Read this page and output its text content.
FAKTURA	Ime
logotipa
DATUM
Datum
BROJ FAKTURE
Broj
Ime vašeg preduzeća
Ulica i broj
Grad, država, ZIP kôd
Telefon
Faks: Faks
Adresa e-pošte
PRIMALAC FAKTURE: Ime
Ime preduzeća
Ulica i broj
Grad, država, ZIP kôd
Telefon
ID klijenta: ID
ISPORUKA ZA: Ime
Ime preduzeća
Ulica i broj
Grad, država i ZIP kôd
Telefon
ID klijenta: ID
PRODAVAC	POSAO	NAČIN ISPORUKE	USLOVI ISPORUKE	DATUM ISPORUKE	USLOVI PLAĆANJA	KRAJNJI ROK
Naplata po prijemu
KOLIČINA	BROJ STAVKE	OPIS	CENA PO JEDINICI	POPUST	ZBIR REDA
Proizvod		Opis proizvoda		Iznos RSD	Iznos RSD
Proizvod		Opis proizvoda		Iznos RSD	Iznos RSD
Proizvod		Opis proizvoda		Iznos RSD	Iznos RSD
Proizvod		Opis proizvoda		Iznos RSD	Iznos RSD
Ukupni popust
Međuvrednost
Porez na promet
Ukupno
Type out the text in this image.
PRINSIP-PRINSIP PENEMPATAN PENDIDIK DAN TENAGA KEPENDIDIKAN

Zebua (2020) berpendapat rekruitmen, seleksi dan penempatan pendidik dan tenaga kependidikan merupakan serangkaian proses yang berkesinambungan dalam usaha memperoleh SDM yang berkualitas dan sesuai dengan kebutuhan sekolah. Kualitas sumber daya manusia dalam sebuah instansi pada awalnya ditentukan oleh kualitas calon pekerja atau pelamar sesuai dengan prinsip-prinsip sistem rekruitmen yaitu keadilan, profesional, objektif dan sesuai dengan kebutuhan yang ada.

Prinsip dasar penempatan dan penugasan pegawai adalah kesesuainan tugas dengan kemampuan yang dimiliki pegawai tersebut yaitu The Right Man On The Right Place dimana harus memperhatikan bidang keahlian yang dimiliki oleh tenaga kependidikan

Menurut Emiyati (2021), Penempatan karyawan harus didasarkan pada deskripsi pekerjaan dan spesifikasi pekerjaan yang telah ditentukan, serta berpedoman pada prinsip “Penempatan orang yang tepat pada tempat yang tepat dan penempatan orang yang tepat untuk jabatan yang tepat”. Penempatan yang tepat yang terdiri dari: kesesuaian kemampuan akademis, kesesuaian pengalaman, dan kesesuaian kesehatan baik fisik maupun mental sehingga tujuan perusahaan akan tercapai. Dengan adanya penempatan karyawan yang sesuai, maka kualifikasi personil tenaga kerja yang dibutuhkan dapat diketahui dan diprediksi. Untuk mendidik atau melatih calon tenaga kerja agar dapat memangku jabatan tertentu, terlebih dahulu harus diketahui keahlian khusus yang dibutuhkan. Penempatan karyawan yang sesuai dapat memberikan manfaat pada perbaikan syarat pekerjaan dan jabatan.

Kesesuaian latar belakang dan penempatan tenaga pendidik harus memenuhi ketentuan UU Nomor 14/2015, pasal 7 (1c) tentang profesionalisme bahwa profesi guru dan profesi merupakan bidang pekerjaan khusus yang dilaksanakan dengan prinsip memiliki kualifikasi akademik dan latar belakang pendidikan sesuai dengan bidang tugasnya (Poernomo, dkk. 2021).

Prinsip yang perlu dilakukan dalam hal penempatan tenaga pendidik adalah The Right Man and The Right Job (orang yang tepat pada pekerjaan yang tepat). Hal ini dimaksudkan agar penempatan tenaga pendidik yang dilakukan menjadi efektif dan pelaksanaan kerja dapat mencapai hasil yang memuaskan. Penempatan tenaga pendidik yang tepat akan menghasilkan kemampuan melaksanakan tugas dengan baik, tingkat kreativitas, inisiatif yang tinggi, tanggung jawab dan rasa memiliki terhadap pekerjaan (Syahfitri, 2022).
...
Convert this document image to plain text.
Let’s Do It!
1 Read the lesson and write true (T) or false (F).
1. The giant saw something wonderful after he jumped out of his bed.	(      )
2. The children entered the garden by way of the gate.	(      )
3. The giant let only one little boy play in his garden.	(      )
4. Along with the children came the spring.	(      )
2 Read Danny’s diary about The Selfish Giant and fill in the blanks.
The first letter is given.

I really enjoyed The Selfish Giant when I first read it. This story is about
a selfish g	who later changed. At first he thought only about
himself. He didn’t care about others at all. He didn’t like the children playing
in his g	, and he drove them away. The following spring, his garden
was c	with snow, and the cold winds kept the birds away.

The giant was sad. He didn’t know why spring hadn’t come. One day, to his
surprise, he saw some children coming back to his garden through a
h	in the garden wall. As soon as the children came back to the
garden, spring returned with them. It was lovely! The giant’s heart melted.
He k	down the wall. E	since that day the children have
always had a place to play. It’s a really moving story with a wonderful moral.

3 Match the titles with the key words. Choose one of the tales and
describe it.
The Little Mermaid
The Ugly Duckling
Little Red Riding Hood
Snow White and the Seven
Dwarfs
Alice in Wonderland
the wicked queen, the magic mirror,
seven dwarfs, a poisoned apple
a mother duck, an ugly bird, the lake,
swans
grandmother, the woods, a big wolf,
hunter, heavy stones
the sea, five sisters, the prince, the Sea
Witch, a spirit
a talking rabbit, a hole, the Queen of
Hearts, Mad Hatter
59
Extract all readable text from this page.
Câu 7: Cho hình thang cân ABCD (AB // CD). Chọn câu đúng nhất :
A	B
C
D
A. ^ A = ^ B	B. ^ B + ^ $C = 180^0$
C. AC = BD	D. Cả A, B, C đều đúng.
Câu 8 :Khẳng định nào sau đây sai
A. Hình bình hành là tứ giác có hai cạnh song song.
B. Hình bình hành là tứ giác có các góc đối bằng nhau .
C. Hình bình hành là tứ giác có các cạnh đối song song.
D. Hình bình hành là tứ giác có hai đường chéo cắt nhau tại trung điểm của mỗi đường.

--- What is expected ---
From the entries above, copy every line that holds the word "children".

--- Response to this task ---
2. The children entered the garden by way of the gate.	(      )
4. Along with the children came the spring.	(      )
himself. He didn’t care about others at all. He didn’t like the children playing
surprise, he saw some children coming back to his garden through a
h	in the garden wall. As soon as the children came back to the
He k	down the wall. E	since that day the children have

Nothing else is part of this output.